> **Task set**:
1. From the comment thread, reproduce the passage from "This my personal" up to and including "(him and her)".
2. Condense the comment-thread paragraph that begins "Well, I've been" into a short bulleted list that keeps its main facts.

> **Text segment**:

No excuses for Alicia "Cook" (AKA stage name Keys). She could have gotten with a single man, just like she got with a married one.

Anonymous said...

i just pray mashonda just leaves this all up to the courts to decide. i know she is hurt. she needs to just not say shit to alicia. her and husband should do the talking. leave that ho out of all this. her son does not have to deal with alicia. she and swizz can have court ordered supervised vists where alicia will be nowhere around. i say just make sure he takes care of the child. allow him to see him. do what is right by the child. fuck alicia. that skanky bitch will get hers. bitches like her make it bad for decent women. living good is the best revenge.. when you go into something with dirty hands it never works. even if only one has dirty hands it still won't work because the other's hands will become filthy as well.

Anonymous said...

beware of woman who talk all this uplifting bullshit...

Anonymous said...

^ Too true. All I know is I don't have any respect for a woman who will cheat with someone they know is married - and with kids too?! Not cool Alicia.

Anonymous said...

9:33 AM - Beware of ANYBODY that spends much of their time talking about positivity and being uplifting. They have their own personal issues to deal with and they know it, just like everyone else. They just come off self-righteous to try to make it look like they have their act together, when in reality their life is just as problematic as the next persons (I'm looking at you, too, Jill Scott, Oprah WInfrey, Lauryn Hill, Iyanla Vanzant, etc).

Anonymous said...

This my personal quote: ''It takes more discipline to be a lady than not to be one''..

I'll say that!

Anonymous said...

When they start prosecuting folks like they do in the military I bet nigaas find a way to wait and get a divorce (him and her)

Anonymous said...

thanks Mashonda for not getting her get away with that mess
note to AK, when you choose the "spark" you might get burned, take the S off your chest and put on that scarlet A, that's more fitting. I wouldn't be so outraged if it was someone who wasn't selling women's empowerment, I expected more from Alicia, I really did.

Anonymous said...

Well, I've been "the other woman" and I actually ended up getting pregnant. First off, my dude was married, but there were no kids involved. Even though I was wrong for messing with a married man, I would have had to move on if there were kids involved.
Anyway, being that I've been the other woman AND I'm a mother, I see both sides of it. I hurt another woman in ways that I'm horrified to know. I watched Why Did I Get Married, and I cried my eyes out knowing that Jill Scott's character was so much like his ex wife. As the new woman, its strange as hell when I meet family and friends that are used to his exwife being around and I'm the new chick. As the new chick, women can act secure and shit, but believe me, you keep a close eye on his ass because you know what he's capable of one he gets bored.

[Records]

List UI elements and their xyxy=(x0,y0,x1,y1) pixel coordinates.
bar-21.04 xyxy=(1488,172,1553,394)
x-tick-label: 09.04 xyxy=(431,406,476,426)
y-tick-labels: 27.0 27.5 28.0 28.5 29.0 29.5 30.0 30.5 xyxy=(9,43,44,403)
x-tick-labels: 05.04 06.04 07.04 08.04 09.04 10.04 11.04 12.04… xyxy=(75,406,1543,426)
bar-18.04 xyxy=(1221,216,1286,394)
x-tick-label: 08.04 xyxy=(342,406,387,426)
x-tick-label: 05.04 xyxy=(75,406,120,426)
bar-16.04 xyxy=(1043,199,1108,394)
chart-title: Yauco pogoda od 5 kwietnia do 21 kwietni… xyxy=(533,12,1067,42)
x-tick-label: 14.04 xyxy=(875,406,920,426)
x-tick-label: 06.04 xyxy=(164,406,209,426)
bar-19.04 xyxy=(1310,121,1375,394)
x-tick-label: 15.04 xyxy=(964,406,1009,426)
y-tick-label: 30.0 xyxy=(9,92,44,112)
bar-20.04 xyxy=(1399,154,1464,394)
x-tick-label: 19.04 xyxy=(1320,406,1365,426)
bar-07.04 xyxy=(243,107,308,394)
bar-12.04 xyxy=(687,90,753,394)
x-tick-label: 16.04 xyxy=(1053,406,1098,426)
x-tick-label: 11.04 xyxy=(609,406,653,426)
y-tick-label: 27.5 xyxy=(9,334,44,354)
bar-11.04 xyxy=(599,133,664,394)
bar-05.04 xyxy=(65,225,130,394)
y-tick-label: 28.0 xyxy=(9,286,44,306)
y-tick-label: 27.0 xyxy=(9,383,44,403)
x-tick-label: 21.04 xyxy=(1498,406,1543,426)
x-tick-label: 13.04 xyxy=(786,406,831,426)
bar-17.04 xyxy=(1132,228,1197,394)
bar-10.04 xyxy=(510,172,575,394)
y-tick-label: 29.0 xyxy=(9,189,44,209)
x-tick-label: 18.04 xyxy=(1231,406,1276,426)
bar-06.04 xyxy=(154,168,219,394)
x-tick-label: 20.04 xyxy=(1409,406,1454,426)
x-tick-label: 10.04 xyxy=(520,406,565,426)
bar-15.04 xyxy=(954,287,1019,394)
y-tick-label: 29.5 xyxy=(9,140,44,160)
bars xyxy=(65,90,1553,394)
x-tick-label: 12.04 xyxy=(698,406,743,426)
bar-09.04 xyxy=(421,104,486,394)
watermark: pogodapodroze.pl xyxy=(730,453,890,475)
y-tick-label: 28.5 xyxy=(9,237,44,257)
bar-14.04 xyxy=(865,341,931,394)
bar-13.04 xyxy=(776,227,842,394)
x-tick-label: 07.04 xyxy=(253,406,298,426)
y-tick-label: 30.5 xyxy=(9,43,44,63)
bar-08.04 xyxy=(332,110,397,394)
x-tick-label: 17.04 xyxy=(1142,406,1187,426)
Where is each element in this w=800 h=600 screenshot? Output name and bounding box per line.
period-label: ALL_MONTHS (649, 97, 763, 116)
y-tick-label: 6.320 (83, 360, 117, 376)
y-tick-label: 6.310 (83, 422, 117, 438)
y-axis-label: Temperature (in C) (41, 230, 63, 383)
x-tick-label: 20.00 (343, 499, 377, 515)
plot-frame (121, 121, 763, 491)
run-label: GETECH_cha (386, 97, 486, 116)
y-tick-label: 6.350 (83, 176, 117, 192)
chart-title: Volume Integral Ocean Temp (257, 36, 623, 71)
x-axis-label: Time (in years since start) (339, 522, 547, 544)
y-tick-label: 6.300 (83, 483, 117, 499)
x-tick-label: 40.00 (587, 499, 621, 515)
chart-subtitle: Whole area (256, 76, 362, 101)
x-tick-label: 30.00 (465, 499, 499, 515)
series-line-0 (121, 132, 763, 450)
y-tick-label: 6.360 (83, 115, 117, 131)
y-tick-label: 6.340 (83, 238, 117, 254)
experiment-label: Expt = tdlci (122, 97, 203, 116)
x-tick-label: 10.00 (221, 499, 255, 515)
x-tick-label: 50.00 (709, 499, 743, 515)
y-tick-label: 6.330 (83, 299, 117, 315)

> **Answers to the exercise**:
1.
This my personal quote: ''It takes more discipline to be a lady than not to be one''..

I'll say that!

Anonymous said...

When they start prosecuting folks like they do in the military I bet nigaas find a way to wait and get a divorce (him and her)

2.
- The writer was once "the other woman" and got pregnant.
- The man was married but had no kids.
- The writer admits it was wrong to get involved with a married man, but says moving on would have been necessary if kids had been involved.